- [Task] Scan the entries below and count the lines holding the string "東京ビジネス地区". Supply only the number.

- [Extracted records]
>> Begin

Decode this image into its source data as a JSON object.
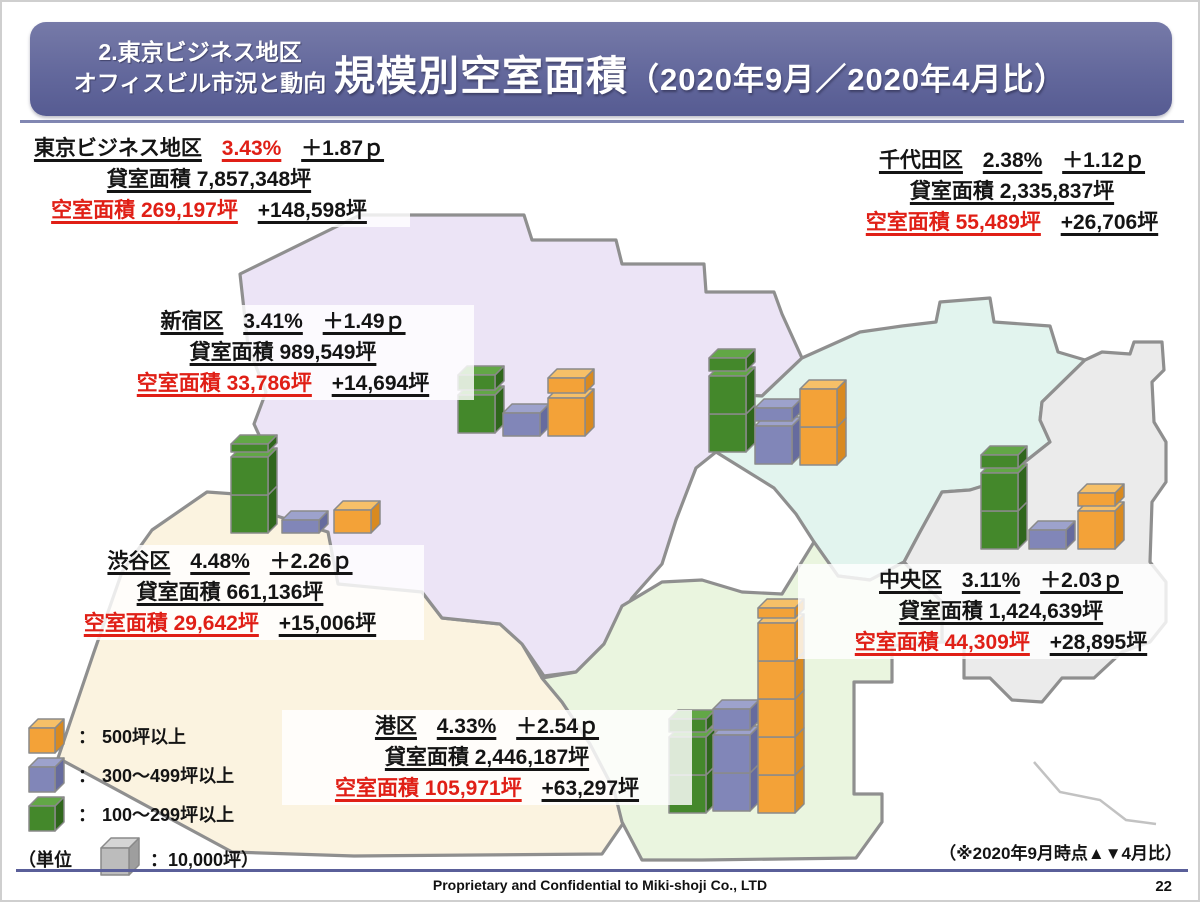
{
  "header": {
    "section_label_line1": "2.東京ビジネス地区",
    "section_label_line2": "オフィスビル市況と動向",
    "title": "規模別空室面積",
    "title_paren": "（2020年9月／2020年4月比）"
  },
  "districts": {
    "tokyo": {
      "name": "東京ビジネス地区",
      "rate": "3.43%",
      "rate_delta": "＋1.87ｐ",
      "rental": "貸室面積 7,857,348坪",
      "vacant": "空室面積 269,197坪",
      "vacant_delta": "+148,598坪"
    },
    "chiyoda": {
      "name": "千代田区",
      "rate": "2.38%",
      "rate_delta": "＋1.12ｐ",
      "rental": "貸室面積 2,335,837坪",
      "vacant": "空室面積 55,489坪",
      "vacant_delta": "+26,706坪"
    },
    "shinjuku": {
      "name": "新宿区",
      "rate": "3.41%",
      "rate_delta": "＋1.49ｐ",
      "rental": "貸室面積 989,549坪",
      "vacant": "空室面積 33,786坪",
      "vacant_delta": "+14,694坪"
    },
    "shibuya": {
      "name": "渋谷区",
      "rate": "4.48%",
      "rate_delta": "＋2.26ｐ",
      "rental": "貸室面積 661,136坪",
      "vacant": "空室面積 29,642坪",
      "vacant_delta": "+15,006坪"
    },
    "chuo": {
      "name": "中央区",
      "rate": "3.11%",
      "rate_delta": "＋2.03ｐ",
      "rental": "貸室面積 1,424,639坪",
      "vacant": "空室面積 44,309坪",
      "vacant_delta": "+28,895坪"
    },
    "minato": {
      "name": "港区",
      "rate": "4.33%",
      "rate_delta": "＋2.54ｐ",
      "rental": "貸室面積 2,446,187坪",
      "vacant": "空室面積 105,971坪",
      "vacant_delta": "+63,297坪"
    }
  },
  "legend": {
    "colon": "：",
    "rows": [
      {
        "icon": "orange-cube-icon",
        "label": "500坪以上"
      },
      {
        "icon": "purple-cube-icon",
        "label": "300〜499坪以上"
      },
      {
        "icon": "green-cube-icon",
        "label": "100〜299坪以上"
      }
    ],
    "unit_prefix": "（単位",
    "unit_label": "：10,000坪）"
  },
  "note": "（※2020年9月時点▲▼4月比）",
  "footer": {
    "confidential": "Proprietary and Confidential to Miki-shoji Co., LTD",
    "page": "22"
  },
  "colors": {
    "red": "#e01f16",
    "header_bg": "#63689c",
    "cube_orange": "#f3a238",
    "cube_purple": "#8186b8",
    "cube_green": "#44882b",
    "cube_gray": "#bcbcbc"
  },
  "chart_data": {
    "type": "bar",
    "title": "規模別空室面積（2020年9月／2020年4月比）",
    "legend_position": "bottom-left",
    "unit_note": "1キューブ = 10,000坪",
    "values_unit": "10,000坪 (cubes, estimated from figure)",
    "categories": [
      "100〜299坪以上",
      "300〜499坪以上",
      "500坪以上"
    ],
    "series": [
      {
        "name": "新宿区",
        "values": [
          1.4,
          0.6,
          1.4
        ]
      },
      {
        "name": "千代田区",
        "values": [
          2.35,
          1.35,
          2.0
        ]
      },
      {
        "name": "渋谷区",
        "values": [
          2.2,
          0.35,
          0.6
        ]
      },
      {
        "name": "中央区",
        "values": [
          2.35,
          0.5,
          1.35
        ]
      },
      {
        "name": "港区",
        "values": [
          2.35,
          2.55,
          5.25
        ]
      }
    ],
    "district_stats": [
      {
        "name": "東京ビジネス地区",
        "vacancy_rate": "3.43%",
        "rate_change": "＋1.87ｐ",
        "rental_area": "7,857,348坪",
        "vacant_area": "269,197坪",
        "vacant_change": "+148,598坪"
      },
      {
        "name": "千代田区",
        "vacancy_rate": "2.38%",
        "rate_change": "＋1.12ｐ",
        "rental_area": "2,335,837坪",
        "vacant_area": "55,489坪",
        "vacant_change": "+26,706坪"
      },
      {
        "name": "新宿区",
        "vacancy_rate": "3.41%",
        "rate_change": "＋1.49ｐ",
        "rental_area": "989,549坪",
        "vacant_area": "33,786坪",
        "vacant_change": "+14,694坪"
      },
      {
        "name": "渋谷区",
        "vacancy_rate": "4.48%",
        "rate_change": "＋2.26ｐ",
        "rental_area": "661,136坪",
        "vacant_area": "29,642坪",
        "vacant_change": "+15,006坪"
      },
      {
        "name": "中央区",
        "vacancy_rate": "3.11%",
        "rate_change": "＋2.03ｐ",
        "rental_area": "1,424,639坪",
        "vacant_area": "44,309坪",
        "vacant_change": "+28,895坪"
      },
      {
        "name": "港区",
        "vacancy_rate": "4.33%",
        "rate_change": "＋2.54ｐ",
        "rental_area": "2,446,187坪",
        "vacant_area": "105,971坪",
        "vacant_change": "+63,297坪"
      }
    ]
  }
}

>> End

- [Reply to the exercise] 3